## DO THIS
Find the string "label" and gather every line that holds it.

## RECORD EXCERPTS
_ _ _ _ _

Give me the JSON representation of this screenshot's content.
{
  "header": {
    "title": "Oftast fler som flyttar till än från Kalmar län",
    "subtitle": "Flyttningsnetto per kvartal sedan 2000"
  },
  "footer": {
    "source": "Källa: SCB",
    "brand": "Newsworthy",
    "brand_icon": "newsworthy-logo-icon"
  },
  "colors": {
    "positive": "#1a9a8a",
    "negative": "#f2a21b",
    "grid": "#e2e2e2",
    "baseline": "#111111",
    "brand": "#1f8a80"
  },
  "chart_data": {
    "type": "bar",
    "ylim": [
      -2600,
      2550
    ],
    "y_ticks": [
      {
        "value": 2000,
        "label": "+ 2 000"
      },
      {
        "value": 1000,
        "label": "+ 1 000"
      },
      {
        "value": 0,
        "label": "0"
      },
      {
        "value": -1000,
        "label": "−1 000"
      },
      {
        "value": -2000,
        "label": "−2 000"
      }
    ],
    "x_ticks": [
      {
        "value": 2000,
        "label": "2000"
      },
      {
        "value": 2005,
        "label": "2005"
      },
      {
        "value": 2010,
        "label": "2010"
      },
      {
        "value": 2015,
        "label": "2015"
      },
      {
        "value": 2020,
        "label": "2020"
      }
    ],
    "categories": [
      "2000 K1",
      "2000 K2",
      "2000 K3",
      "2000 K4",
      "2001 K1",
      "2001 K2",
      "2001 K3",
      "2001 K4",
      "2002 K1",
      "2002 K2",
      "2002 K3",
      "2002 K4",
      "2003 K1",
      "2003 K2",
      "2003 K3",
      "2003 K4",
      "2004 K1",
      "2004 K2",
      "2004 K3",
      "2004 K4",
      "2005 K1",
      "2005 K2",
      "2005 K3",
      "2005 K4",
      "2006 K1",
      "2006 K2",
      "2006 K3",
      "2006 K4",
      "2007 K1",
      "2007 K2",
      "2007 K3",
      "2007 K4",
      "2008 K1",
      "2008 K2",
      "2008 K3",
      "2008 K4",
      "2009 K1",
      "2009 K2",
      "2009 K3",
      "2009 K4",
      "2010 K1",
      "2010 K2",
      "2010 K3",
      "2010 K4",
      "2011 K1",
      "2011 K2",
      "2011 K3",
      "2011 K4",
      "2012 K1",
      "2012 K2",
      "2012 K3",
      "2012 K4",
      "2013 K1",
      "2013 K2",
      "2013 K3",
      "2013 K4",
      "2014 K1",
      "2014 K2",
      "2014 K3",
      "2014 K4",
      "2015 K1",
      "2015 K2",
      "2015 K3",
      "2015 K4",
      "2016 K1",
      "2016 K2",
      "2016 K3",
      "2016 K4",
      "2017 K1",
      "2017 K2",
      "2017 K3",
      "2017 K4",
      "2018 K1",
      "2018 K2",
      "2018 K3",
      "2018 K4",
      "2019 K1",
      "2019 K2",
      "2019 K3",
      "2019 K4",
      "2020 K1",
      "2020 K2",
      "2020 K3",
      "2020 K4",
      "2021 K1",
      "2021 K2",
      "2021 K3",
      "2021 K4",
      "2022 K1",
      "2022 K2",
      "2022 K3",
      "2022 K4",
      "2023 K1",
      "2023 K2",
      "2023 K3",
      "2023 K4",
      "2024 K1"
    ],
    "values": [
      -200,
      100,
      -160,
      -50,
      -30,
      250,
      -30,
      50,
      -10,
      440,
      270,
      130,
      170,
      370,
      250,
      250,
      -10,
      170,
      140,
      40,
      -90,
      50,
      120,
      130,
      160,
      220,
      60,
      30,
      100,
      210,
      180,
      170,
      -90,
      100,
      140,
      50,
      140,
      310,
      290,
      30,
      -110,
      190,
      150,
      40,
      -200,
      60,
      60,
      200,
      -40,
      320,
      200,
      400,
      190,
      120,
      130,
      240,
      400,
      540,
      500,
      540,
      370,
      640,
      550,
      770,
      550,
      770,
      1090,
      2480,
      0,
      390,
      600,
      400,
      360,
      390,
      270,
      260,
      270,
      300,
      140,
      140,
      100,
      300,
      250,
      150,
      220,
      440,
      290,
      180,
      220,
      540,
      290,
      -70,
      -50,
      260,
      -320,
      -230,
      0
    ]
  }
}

_ _ _ _ _

## ANSWER TO THE PROBLEM
        "label": "+ 2 000"
        "label": "+ 1 000"
        "label": "0"
        "label": "−1 000"
        "label": "−2 000"
        "label": "2000"
        "label": "2005"
        "label": "2010"
        "label": "2015"
        "label": "2020"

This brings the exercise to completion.